### Set exercise
The records below are to be repeated in full, exactly as they are.

### Supplied records
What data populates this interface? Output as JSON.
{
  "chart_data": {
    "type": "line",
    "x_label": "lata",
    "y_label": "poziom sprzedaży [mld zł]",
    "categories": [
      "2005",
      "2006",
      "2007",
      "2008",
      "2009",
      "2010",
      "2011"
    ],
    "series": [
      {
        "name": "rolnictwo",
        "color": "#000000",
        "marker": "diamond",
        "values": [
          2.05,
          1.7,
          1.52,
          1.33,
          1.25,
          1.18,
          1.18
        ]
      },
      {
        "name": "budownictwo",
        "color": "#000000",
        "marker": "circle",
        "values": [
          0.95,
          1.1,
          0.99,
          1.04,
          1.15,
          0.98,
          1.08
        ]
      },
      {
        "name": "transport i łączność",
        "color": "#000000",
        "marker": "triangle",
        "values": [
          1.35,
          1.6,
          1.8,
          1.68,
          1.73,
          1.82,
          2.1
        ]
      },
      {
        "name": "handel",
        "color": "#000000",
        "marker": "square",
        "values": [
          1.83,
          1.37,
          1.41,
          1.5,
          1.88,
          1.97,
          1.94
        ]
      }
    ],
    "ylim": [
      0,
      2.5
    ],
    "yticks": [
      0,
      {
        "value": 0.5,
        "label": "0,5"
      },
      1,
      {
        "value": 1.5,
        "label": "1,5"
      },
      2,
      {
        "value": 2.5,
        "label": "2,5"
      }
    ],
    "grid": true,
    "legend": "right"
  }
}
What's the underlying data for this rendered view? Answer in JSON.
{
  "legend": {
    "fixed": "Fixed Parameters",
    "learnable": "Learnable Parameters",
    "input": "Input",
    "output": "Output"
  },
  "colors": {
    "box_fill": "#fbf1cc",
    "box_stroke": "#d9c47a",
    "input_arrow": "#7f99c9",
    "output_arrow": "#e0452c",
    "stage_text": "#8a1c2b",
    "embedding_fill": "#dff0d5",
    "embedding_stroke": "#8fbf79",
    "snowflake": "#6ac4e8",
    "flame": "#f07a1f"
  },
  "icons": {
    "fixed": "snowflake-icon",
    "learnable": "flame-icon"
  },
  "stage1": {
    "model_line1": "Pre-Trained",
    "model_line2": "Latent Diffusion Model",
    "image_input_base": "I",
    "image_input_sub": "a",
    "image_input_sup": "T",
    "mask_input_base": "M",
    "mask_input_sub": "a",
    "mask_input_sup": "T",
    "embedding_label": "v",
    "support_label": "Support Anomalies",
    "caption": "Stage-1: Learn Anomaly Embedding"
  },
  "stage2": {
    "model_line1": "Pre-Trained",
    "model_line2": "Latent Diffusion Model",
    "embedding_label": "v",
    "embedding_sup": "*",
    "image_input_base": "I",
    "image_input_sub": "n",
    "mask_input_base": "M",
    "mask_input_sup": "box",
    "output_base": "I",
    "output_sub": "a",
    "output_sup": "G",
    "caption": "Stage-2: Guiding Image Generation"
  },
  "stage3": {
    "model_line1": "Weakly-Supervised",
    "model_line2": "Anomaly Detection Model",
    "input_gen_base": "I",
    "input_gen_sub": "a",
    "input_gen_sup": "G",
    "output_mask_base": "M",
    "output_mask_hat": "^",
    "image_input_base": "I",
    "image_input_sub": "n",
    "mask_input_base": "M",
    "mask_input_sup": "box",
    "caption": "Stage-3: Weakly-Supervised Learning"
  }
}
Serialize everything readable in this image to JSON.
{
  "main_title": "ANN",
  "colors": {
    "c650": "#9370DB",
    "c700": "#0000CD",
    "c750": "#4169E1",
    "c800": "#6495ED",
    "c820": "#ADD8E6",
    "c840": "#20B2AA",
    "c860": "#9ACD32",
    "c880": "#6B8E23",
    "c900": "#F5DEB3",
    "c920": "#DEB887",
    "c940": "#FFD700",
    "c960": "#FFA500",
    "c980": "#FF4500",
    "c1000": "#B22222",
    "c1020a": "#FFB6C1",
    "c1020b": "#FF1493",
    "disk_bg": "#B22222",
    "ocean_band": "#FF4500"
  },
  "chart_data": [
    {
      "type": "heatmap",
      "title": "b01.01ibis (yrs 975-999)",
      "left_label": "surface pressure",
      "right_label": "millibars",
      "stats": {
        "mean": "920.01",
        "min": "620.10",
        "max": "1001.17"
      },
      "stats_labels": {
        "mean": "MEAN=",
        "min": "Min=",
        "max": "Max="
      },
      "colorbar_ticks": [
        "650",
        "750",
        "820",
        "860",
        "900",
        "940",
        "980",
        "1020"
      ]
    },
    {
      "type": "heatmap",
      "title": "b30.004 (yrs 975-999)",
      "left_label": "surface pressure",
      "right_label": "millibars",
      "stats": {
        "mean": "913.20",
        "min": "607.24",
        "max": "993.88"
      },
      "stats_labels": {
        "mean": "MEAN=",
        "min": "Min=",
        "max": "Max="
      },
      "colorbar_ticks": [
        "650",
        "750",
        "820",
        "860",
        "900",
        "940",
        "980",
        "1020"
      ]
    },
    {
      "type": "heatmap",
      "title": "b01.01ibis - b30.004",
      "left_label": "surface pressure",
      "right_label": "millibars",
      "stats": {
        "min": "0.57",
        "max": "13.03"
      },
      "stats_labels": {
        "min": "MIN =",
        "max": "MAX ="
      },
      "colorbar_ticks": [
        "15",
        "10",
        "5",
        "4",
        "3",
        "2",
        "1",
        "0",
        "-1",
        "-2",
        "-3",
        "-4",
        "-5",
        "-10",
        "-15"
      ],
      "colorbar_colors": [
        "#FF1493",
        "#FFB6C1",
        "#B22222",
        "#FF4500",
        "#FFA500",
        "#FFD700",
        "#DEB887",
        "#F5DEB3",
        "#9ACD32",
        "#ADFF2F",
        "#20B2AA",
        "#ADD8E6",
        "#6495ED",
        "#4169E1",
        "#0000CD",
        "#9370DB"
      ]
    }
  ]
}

### Answer to the exercise
What data populates this interface? Output as JSON.
{
  "chart_data": {
    "type": "line",
    "x_label": "lata",
    "y_label": "poziom sprzedaży [mld zł]",
    "categories": [
      "2005",
      "2006",
      "2007",
      "2008",
      "2009",
      "2010",
      "2011"
    ],
    "series": [
      {
        "name": "rolnictwo",
        "color": "#000000",
        "marker": "diamond",
        "values": [
          2.05,
          1.7,
          1.52,
          1.33,
          1.25,
          1.18,
          1.18
        ]
      },
      {
        "name": "budownictwo",
        "color": "#000000",
        "marker": "circle",
        "values": [
          0.95,
          1.1,
          0.99,
          1.04,
          1.15,
          0.98,
          1.08
        ]
      },
      {
        "name": "transport i łączność",
        "color": "#000000",
        "marker": "triangle",
        "values": [
          1.35,
          1.6,
          1.8,
          1.68,
          1.73,
          1.82,
          2.1
        ]
      },
      {
        "name": "handel",
        "color": "#000000",
        "marker": "square",
        "values": [
          1.83,
          1.37,
          1.41,
          1.5,
          1.88,
          1.97,
          1.94
        ]
      }
    ],
    "ylim": [
      0,
      2.5
    ],
    "yticks": [
      0,
      {
        "value": 0.5,
        "label": "0,5"
      },
      1,
      {
        "value": 1.5,
        "label": "1,5"
      },
      2,
      {
        "value": 2.5,
        "label": "2,5"
      }
    ],
    "grid": true,
    "legend": "right"
  }
}
What's the underlying data for this rendered view? Answer in JSON.
{
  "legend": {
    "fixed": "Fixed Parameters",
    "learnable": "Learnable Parameters",
    "input": "Input",
    "output": "Output"
  },
  "colors": {
    "box_fill": "#fbf1cc",
    "box_stroke": "#d9c47a",
    "input_arrow": "#7f99c9",
    "output_arrow": "#e0452c",
    "stage_text": "#8a1c2b",
    "embedding_fill": "#dff0d5",
    "embedding_stroke": "#8fbf79",
    "snowflake": "#6ac4e8",
    "flame": "#f07a1f"
  },
  "icons": {
    "fixed": "snowflake-icon",
    "learnable": "flame-icon"
  },
  "stage1": {
    "model_line1": "Pre-Trained",
    "model_line2": "Latent Diffusion Model",
    "image_input_base": "I",
    "image_input_sub": "a",
    "image_input_sup": "T",
    "mask_input_base": "M",
    "mask_input_sub": "a",
    "mask_input_sup": "T",
    "embedding_label": "v",
    "support_label": "Support Anomalies",
    "caption": "Stage-1: Learn Anomaly Embedding"
  },
  "stage2": {
    "model_line1": "Pre-Trained",
    "model_line2": "Latent Diffusion Model",
    "embedding_label": "v",
    "embedding_sup": "*",
    "image_input_base": "I",
    "image_input_sub": "n",
    "mask_input_base": "M",
    "mask_input_sup": "box",
    "output_base": "I",
    "output_sub": "a",
    "output_sup": "G",
    "caption": "Stage-2: Guiding Image Generation"
  },
  "stage3": {
    "model_line1": "Weakly-Supervised",
    "model_line2": "Anomaly Detection Model",
    "input_gen_base": "I",
    "input_gen_sub": "a",
    "input_gen_sup": "G",
    "output_mask_base": "M",
    "output_mask_hat": "^",
    "image_input_base": "I",
    "image_input_sub": "n",
    "mask_input_base": "M",
    "mask_input_sup": "box",
    "caption": "Stage-3: Weakly-Supervised Learning"
  }
}
Serialize everything readable in this image to JSON.
{
  "main_title": "ANN",
  "colors": {
    "c650": "#9370DB",
    "c700": "#0000CD",
    "c750": "#4169E1",
    "c800": "#6495ED",
    "c820": "#ADD8E6",
    "c840": "#20B2AA",
    "c860": "#9ACD32",
    "c880": "#6B8E23",
    "c900": "#F5DEB3",
    "c920": "#DEB887",
    "c940": "#FFD700",
    "c960": "#FFA500",
    "c980": "#FF4500",
    "c1000": "#B22222",
    "c1020a": "#FFB6C1",
    "c1020b": "#FF1493",
    "disk_bg": "#B22222",
    "ocean_band": "#FF4500"
  },
  "chart_data": [
    {
      "type": "heatmap",
      "title": "b01.01ibis (yrs 975-999)",
      "left_label": "surface pressure",
      "right_label": "millibars",
      "stats": {
        "mean": "920.01",
        "min": "620.10",
        "max": "1001.17"
      },
      "stats_labels": {
        "mean": "MEAN=",
        "min": "Min=",
        "max": "Max="
      },
      "colorbar_ticks": [
        "650",
        "750",
        "820",
        "860",
        "900",
        "940",
        "980",
        "1020"
      ]
    },
    {
      "type": "heatmap",
      "title": "b30.004 (yrs 975-999)",
      "left_label": "surface pressure",
      "right_label": "millibars",
      "stats": {
        "mean": "913.20",
        "min": "607.24",
        "max": "993.88"
      },
      "stats_labels": {
        "mean": "MEAN=",
        "min": "Min=",
        "max": "Max="
      },
      "colorbar_ticks": [
        "650",
        "750",
        "820",
        "860",
        "900",
        "940",
        "980",
        "1020"
      ]
    },
    {
      "type": "heatmap",
      "title": "b01.01ibis - b30.004",
      "left_label": "surface pressure",
      "right_label": "millibars",
      "stats": {
        "min": "0.57",
        "max": "13.03"
      },
      "stats_labels": {
        "min": "MIN =",
        "max": "MAX ="
      },
      "colorbar_ticks": [
        "15",
        "10",
        "5",
        "4",
        "3",
        "2",
        "1",
        "0",
        "-1",
        "-2",
        "-3",
        "-4",
        "-5",
        "-10",
        "-15"
      ],
      "colorbar_colors": [
        "#FF1493",
        "#FFB6C1",
        "#B22222",
        "#FF4500",
        "#FFA500",
        "#FFD700",
        "#DEB887",
        "#F5DEB3",
        "#9ACD32",
        "#ADFF2F",
        "#20B2AA",
        "#ADD8E6",
        "#6495ED",
        "#4169E1",
        "#0000CD",
        "#9370DB"
      ]
    }
  ]
}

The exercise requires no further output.